**Aim of the exercise**
Transcribe every record that appears below, exactly and in full.

--- START OF Excerpted records ---

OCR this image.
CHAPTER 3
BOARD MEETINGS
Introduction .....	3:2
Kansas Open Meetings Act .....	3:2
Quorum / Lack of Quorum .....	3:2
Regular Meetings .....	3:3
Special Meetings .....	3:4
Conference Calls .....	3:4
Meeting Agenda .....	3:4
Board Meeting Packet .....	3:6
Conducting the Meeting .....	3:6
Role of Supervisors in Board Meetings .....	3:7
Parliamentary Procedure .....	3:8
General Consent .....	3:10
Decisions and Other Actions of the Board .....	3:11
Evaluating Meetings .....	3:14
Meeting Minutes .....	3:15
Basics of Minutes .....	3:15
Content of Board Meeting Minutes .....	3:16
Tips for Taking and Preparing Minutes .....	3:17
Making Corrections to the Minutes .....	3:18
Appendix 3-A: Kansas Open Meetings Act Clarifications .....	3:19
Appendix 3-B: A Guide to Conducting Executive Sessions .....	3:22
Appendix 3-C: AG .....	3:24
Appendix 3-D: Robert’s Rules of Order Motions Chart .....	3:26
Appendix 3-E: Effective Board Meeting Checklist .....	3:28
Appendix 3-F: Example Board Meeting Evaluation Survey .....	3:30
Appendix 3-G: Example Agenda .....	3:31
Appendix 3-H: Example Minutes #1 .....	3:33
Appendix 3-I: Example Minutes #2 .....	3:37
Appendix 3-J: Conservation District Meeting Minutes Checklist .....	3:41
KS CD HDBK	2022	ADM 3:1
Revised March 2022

--- END OF Excerpted records ---

**Final result**
OCR this image.
CHAPTER 3
BOARD MEETINGS
Introduction .....	3:2
Kansas Open Meetings Act .....	3:2
Quorum / Lack of Quorum .....	3:2
Regular Meetings .....	3:3
Special Meetings .....	3:4
Conference Calls .....	3:4
Meeting Agenda .....	3:4
Board Meeting Packet .....	3:6
Conducting the Meeting .....	3:6
Role of Supervisors in Board Meetings .....	3:7
Parliamentary Procedure .....	3:8
General Consent .....	3:10
Decisions and Other Actions of the Board .....	3:11
Evaluating Meetings .....	3:14
Meeting Minutes .....	3:15
Basics of Minutes .....	3:15
Content of Board Meeting Minutes .....	3:16
Tips for Taking and Preparing Minutes .....	3:17
Making Corrections to the Minutes .....	3:18
Appendix 3-A: Kansas Open Meetings Act Clarifications .....	3:19
Appendix 3-B: A Guide to Conducting Executive Sessions .....	3:22
Appendix 3-C: AG .....	3:24
Appendix 3-D: Robert’s Rules of Order Motions Chart .....	3:26
Appendix 3-E: Effective Board Meeting Checklist .....	3:28
Appendix 3-F: Example Board Meeting Evaluation Survey .....	3:30
Appendix 3-G: Example Agenda .....	3:31
Appendix 3-H: Example Minutes #1 .....	3:33
Appendix 3-I: Example Minutes #2 .....	3:37
Appendix 3-J: Conservation District Meeting Minutes Checklist .....	3:41
KS CD HDBK	2022	ADM 3:1
Revised March 2022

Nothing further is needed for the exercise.